[Recorded data]

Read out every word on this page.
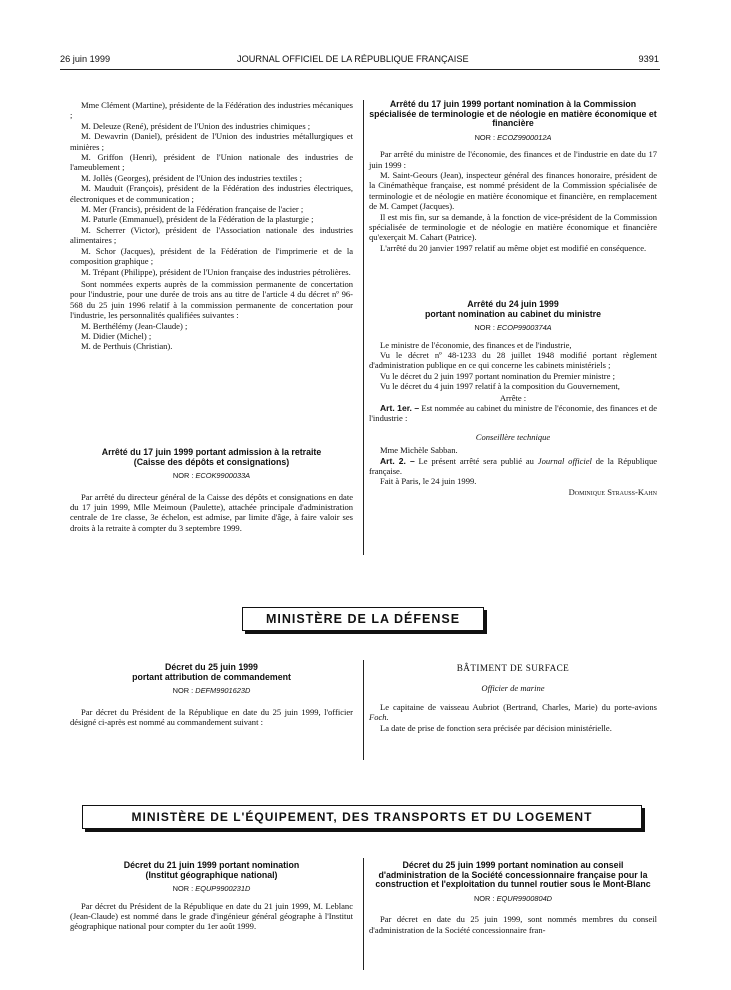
26 juin 1999	JOURNAL OFFICIEL DE LA RÉPUBLIQUE FRANÇAISE	9391

Mme Clément (Martine), présidente de la Fédération des industries mécaniques ;

M. Deleuze (René), président de l'Union des industries chimiques ;

M. Dewavrin (Daniel), président de l'Union des industries métallurgiques et minières ;

M. Griffon (Henri), président de l'Union nationale des industries de l'ameublement ;

M. Jollès (Georges), président de l'Union des industries textiles ;

M. Mauduit (François), président de la Fédération des industries électriques, électroniques et de communication ;

M. Mer (Francis), président de la Fédération française de l'acier ;

M. Paturle (Emmanuel), président de la Fédération de la plasturgie ;

M. Scherrer (Victor), président de l'Association nationale des industries alimentaires ;

M. Schor (Jacques), président de la Fédération de l'imprimerie et de la composition graphique ;

M. Trépant (Philippe), président de l'Union française des industries pétrolières.

Sont nommées experts auprès de la commission permanente de concertation pour l'industrie, pour une durée de trois ans au titre de l'article 4 du décret nº 96-568 du 25 juin 1996 relatif à la commission permanente de concertation pour l'industrie, les personnalités qualifiées suivantes :

M. Berthélémy (Jean-Claude) ;

M. Didier (Michel) ;

M. de Perthuis (Christian).

Arrêté du 17 juin 1999 portant admission à la retraite

(Caisse des dépôts et consignations)

NOR : ECOK9900033A

Par arrêté du directeur général de la Caisse des dépôts et consignations en date du 17 juin 1999, Mlle Meimoun (Paulette), attachée principale d'administration centrale de 1re classe, 3e échelon, est admise, par limite d'âge, à faire valoir ses droits à la retraite à compter du 3 septembre 1999.

Arrêté du 17 juin 1999 portant nomination à la Commission spécialisée de terminologie et de néologie en matière économique et financière

NOR : ECOZ9900012A

Par arrêté du ministre de l'économie, des finances et de l'industrie en date du 17 juin 1999 :

M. Saint-Geours (Jean), inspecteur général des finances honoraire, président de la Cinémathèque française, est nommé président de la Commission spécialisée de terminologie et de néologie en matière économique et financière, en remplacement de M. Campet (Jacques).

Il est mis fin, sur sa demande, à la fonction de vice-président de la Commission spécialisée de terminologie et de néologie en matière économique et financière qu'exerçait M. Cahart (Patrice).

L'arrêté du 20 janvier 1997 relatif au même objet est modifié en conséquence.

Arrêté du 24 juin 1999

portant nomination au cabinet du ministre

NOR : ECOP9900374A

Le ministre de l'économie, des finances et de l'industrie,

Vu le décret nº 48-1233 du 28 juillet 1948 modifié portant règlement d'administration publique en ce qui concerne les cabinets ministériels ;

Vu le décret du 2 juin 1997 portant nomination du Premier ministre ;

Vu le décret du 4 juin 1997 relatif à la composition du Gouvernement,

Arrête :

Art. 1er. – Est nommée au cabinet du ministre de l'économie, des finances et de l'industrie :

Conseillère technique

Mme Michèle Sabban.

Art. 2. – Le présent arrêté sera publié au Journal officiel de la République française.

Fait à Paris, le 24 juin 1999.

Dominique Strauss-Kahn

MINISTÈRE DE LA DÉFENSE

Décret du 25 juin 1999

portant attribution de commandement

NOR : DEFM9901623D

Par décret du Président de la République en date du 25 juin 1999, l'officier désigné ci-après est nommé au commandement suivant :

BÂTIMENT DE SURFACE

Officier de marine

Le capitaine de vaisseau Aubriot (Bertrand, Charles, Marie) du porte-avions Foch.

La date de prise de fonction sera précisée par décision ministérielle.

MINISTÈRE DE L'ÉQUIPEMENT, DES TRANSPORTS ET DU LOGEMENT

Décret du 21 juin 1999 portant nomination

(Institut géographique national)

NOR : EQUP9900231D

Par décret du Président de la République en date du 21 juin 1999, M. Leblanc (Jean-Claude) est nommé dans le grade d'ingénieur général géographe à l'Institut géographique national pour compter du 1er août 1999.

Décret du 25 juin 1999 portant nomination au conseil d'administration de la Société concessionnaire française pour la construction et l'exploitation du tunnel routier sous le Mont-Blanc

NOR : EQUR9900804D

Par décret en date du 25 juin 1999, sont nommés membres du conseil d'administration de la Société concessionnaire fran-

• _STATED GOAL_
Extract all lines that hold the word "ministre".

• _FULL OUTPUT_
Par arrêté du ministre de l'économie, des finances et de l'industrie en date du 17 juin 1999 :
portant nomination au cabinet du ministre
Le ministre de l'économie, des finances et de l'industrie,
Vu le décret du 2 juin 1997 portant nomination du Premier ministre ;
Art. 1er. – Est nommée au cabinet du ministre de l'économie, des finances et de l'industrie :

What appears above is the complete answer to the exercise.